Fig. 1.
Cell cycle status and morphology during erythroid differentiation of CB CD34+ cells.
(A) Freshly separated CD34+ cells (2 × 104/mL) (day 0), or cells from suspension culture of CD34+ cells in the presence of IL-3 (200 units), GM-CSF (200 units), SLF (50 ng) and Epo (1 unit) per milliliter for 3 and 5 days or from BFU-E–derived cells from semisolid cultures after 7, 10, 12, and 14 days of growth in the presence of IL-3, GM-CSF, SLF, Epo, vitamin B12 (10 μg, Sigma), folic acid (15 μg, Sigma), and insulin (10 μg, Sigma) per milliliter were used for cell cycle analysis. Results are the mean ± SEM from 5 experiments. (B) Wright-Giemsa stained day 0 CD34+ cells (i) and cells from suspension culture after 4 days (ii), or from BFU-E–derived colonies grown in the presence of cytokines for 7 (iii), 10 (iv), and 14 (v) days (original magnification × 1000). (C) Morphologic classification of BFU-E–derived cells. Cell types were determined by examining 500 cells per time point and are expressed as a percentage. (D) Expression of surface antigen in day 0 CD34+ cells and BFU-E–derived cells. Results are the mean percentage of positive cells ± SEM from 5 experiments.

_RECORDS PROVIDED_.

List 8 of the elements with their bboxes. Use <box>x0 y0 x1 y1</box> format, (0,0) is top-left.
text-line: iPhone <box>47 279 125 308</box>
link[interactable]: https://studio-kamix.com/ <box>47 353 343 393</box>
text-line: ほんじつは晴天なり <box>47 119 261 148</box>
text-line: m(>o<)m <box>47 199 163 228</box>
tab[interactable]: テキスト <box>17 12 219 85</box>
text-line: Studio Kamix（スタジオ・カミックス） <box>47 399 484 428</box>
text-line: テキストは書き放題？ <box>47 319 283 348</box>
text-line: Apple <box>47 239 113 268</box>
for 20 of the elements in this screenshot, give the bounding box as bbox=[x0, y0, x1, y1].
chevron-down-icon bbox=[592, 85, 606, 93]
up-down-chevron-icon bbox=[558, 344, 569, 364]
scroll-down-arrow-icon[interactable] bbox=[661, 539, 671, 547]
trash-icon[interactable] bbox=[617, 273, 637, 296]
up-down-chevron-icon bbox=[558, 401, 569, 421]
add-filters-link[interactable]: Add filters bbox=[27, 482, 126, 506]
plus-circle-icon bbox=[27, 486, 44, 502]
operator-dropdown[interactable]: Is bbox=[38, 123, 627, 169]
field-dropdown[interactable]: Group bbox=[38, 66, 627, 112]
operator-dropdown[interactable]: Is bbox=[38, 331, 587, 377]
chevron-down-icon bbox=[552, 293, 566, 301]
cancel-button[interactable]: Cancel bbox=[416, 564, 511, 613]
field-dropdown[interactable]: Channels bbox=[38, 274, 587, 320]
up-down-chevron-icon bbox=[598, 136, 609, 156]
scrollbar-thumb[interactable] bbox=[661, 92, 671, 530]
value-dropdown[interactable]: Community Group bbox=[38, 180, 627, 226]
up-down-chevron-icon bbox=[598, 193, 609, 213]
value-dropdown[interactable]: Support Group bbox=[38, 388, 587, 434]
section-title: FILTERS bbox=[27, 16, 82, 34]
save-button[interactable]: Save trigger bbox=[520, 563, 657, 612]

_TASK DIRECTIONS_.
According to the figure legend, how many cells were examined per time point to classify the BFU-E–derived cells morphologically? These entries come from a separate source.

_SOLUTION TO THE PROBLEM_.
500 cells per time point.